> What to work on
Extract the lines that carry the string "tutta" from the listing.

────────────────────────────────────────

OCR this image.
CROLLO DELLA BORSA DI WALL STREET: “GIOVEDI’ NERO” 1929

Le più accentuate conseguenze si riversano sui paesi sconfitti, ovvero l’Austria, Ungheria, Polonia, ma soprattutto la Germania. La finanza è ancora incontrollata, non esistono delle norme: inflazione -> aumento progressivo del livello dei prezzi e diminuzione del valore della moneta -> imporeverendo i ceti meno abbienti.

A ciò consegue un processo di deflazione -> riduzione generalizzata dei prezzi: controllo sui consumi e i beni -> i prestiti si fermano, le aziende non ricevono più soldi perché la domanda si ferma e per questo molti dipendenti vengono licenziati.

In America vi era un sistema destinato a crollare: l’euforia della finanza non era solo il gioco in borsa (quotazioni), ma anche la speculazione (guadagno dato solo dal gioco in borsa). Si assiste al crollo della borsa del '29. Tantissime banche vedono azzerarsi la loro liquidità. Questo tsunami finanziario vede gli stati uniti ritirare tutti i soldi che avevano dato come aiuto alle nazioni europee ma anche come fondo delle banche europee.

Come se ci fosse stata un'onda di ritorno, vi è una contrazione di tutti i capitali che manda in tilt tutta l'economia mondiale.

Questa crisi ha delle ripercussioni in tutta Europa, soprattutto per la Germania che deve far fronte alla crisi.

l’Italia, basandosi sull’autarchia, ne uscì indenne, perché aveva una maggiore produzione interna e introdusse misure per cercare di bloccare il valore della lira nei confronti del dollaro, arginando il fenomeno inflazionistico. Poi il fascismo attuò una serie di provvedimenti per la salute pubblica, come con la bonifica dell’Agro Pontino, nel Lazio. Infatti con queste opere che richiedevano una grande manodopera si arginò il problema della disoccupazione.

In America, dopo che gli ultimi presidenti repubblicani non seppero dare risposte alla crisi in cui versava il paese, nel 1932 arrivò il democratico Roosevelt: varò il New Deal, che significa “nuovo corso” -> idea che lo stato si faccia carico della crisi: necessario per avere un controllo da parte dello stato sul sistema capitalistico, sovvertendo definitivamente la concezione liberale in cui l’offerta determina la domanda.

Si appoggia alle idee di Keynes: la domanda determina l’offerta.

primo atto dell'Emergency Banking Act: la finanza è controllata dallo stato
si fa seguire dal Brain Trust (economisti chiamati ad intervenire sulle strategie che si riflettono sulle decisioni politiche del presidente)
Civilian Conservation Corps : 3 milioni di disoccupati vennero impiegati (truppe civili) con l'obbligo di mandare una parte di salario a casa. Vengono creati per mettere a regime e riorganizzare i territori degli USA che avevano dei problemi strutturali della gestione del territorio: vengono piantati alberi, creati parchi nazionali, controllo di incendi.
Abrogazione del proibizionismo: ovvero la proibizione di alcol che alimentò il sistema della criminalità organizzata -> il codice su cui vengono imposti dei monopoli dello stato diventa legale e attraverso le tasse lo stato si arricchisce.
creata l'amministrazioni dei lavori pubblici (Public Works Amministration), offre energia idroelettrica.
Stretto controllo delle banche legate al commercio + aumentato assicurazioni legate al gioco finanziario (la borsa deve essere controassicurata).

────────────────────────────────────────

> Solution to this task
Come se ci fosse stata un'onda di ritorno, vi è una contrazione di tutti i capitali che manda in tilt tutta l'economia mondiale.
Questa crisi ha delle ripercussioni in tutta Europa, soprattutto per la Germania che deve far fronte alla crisi.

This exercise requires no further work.